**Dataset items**
-*-
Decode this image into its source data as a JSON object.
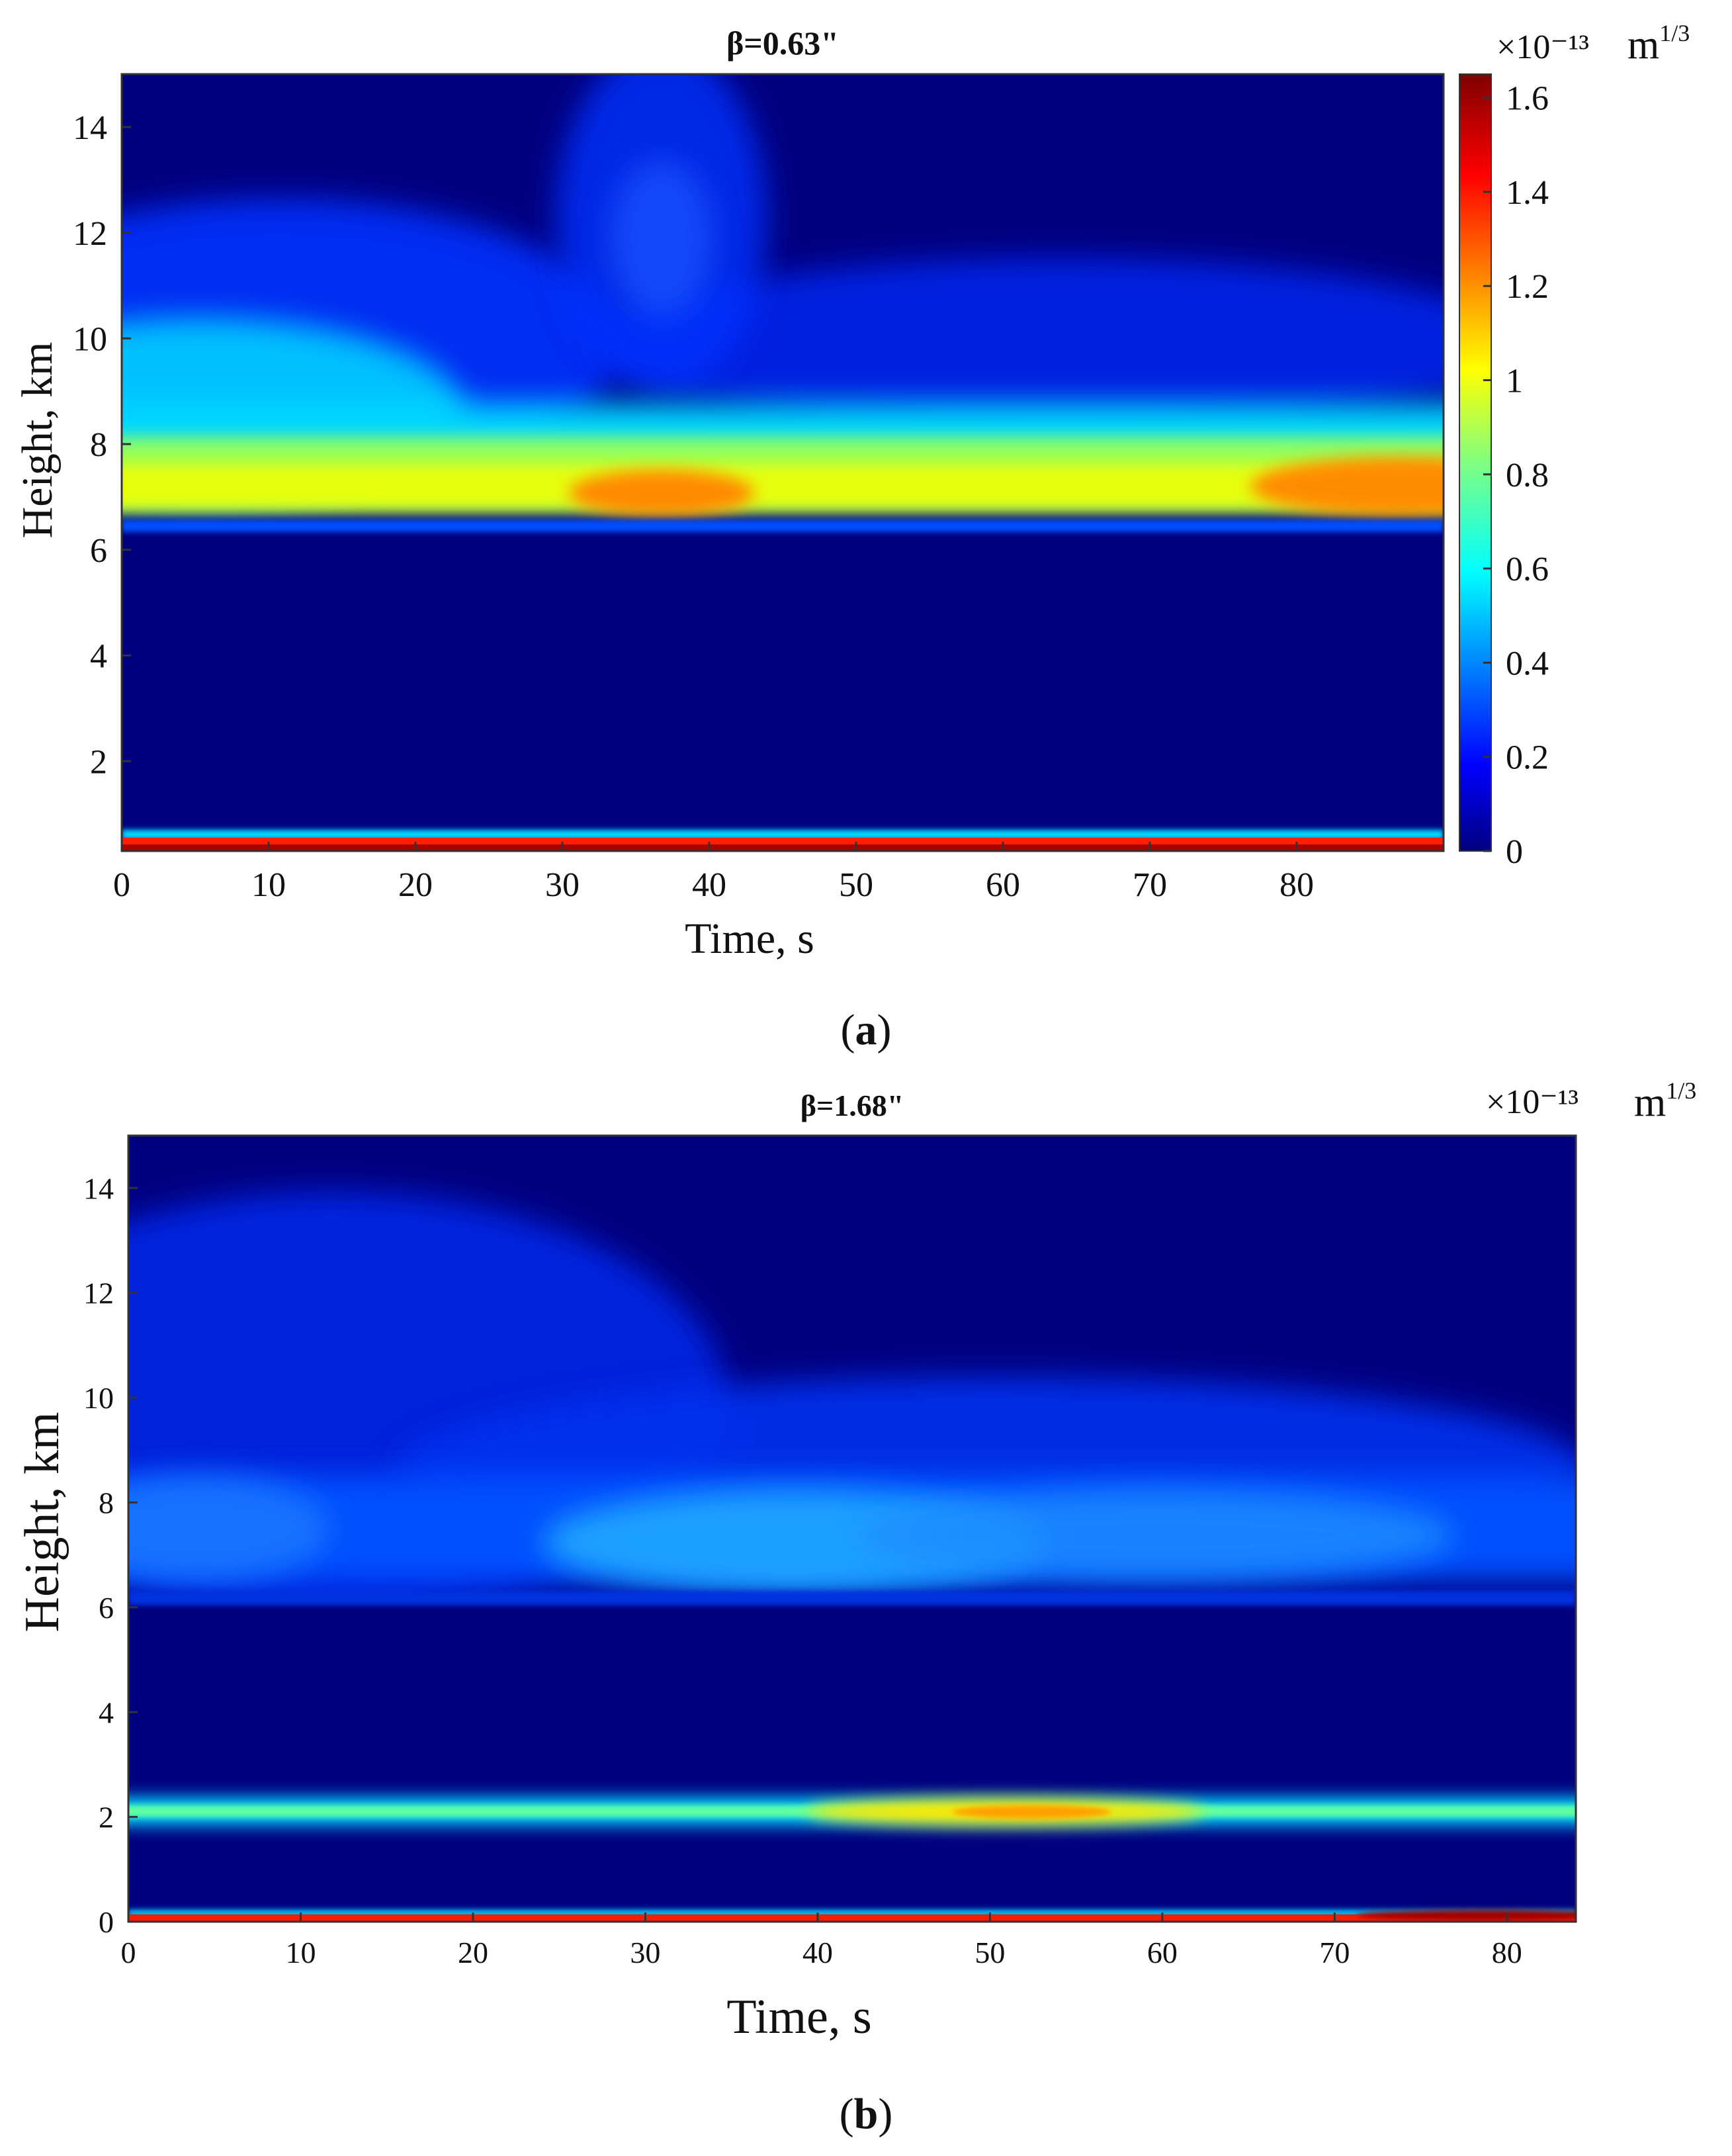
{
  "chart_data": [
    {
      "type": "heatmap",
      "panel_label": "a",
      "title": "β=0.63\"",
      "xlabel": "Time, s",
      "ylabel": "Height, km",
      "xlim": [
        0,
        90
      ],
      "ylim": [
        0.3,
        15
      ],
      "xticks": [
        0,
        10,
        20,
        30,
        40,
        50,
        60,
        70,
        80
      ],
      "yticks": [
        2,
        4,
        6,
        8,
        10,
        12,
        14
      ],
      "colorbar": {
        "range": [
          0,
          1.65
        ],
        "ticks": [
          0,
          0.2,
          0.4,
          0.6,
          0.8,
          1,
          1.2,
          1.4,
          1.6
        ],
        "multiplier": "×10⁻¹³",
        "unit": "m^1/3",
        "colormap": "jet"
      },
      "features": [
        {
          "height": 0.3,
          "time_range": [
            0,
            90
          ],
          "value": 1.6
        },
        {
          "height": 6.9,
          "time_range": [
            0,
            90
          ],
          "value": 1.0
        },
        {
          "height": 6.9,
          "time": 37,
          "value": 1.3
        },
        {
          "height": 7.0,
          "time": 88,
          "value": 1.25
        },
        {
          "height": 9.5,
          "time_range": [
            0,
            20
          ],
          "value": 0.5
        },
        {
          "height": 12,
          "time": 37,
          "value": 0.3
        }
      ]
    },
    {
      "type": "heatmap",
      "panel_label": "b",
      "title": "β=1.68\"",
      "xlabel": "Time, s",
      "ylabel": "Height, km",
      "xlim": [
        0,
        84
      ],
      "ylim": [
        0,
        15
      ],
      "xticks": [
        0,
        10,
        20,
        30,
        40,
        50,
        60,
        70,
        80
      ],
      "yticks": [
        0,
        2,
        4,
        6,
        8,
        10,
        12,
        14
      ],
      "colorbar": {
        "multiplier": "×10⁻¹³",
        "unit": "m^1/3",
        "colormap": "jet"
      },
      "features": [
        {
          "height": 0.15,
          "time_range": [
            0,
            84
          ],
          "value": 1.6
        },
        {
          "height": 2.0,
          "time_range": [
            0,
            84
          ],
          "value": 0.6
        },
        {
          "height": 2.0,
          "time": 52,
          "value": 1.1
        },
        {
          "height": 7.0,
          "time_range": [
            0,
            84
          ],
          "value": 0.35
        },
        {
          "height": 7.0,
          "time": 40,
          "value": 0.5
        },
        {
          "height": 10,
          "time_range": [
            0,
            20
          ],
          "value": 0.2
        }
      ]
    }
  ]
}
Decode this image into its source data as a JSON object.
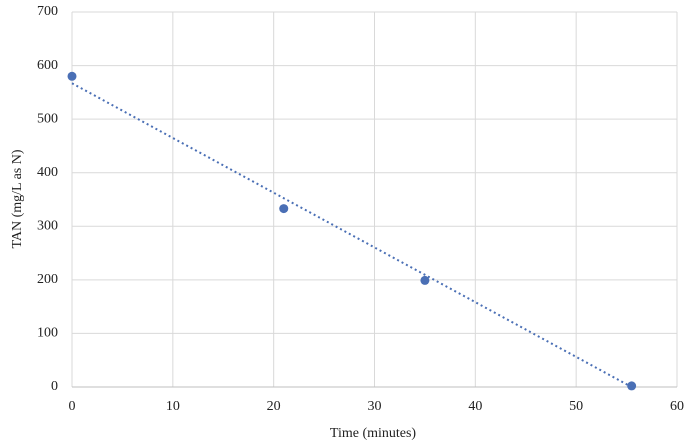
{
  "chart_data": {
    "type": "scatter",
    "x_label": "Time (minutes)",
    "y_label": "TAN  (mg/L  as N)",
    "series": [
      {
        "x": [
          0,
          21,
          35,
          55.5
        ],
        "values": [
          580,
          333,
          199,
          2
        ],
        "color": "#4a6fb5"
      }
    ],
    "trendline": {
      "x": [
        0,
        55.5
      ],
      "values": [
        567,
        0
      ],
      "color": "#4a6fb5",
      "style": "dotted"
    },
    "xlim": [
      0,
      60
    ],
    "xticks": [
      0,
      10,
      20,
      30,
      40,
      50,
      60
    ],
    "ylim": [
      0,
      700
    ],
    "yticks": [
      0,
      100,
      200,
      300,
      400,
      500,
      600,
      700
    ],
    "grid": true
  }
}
-*-
**Work to be completed**
Write out the listing word for word, omitting the pictures it holds.

**Result**
Decode this image into its source data as a JSON object.
{
  "chart_data": [
    {
      "type": "heatmap",
      "panel_label": "a",
      "title": "β=0.63\"",
      "xlabel": "Time, s",
      "ylabel": "Height, km",
      "xlim": [
        0,
        90
      ],
      "ylim": [
        0.3,
        15
      ],
      "xticks": [
        0,
        10,
        20,
        30,
        40,
        50,
        60,
        70,
        80
      ],
      "yticks": [
        2,
        4,
        6,
        8,
        10,
        12,
        14
      ],
      "colorbar": {
        "range": [
          0,
          1.65
        ],
        "ticks": [
          0,
          0.2,
          0.4,
          0.6,
          0.8,
          1,
          1.2,
          1.4,
          1.6
        ],
        "multiplier": "×10⁻¹³",
        "unit": "m^1/3",
        "colormap": "jet"
      },
      "features": [
        {
          "height": 0.3,
          "time_range": [
            0,
            90
          ],
          "value": 1.6
        },
        {
          "height": 6.9,
          "time_range": [
            0,
            90
          ],
          "value": 1.0
        },
        {
          "height": 6.9,
          "time": 37,
          "value": 1.3
        },
        {
          "height": 7.0,
          "time": 88,
          "value": 1.25
        },
        {
          "height": 9.5,
          "time_range": [
            0,
            20
          ],
          "value": 0.5
        },
        {
          "height": 12,
          "time": 37,
          "value": 0.3
        }
      ]
    },
    {
      "type": "heatmap",
      "panel_label": "b",
      "title": "β=1.68\"",
      "xlabel": "Time, s",
      "ylabel": "Height, km",
      "xlim": [
        0,
        84
      ],
      "ylim": [
        0,
        15
      ],
      "xticks": [
        0,
        10,
        20,
        30,
        40,
        50,
        60,
        70,
        80
      ],
      "yticks": [
        0,
        2,
        4,
        6,
        8,
        10,
        12,
        14
      ],
      "colorbar": {
        "multiplier": "×10⁻¹³",
        "unit": "m^1/3",
        "colormap": "jet"
      },
      "features": [
        {
          "height": 0.15,
          "time_range": [
            0,
            84
          ],
          "value": 1.6
        },
        {
          "height": 2.0,
          "time_range": [
            0,
            84
          ],
          "value": 0.6
        },
        {
          "height": 2.0,
          "time": 52,
          "value": 1.1
        },
        {
          "height": 7.0,
          "time_range": [
            0,
            84
          ],
          "value": 0.35
        },
        {
          "height": 7.0,
          "time": 40,
          "value": 0.5
        },
        {
          "height": 10,
          "time_range": [
            0,
            20
          ],
          "value": 0.2
        }
      ]
    }
  ]
}
Decode this image into its source data as a JSON object.
{
  "chart_data": {
    "type": "scatter",
    "x_label": "Time (minutes)",
    "y_label": "TAN  (mg/L  as N)",
    "series": [
      {
        "x": [
          0,
          21,
          35,
          55.5
        ],
        "values": [
          580,
          333,
          199,
          2
        ],
        "color": "#4a6fb5"
      }
    ],
    "trendline": {
      "x": [
        0,
        55.5
      ],
      "values": [
        567,
        0
      ],
      "color": "#4a6fb5",
      "style": "dotted"
    },
    "xlim": [
      0,
      60
    ],
    "xticks": [
      0,
      10,
      20,
      30,
      40,
      50,
      60
    ],
    "ylim": [
      0,
      700
    ],
    "yticks": [
      0,
      100,
      200,
      300,
      400,
      500,
      600,
      700
    ],
    "grid": true
  }
}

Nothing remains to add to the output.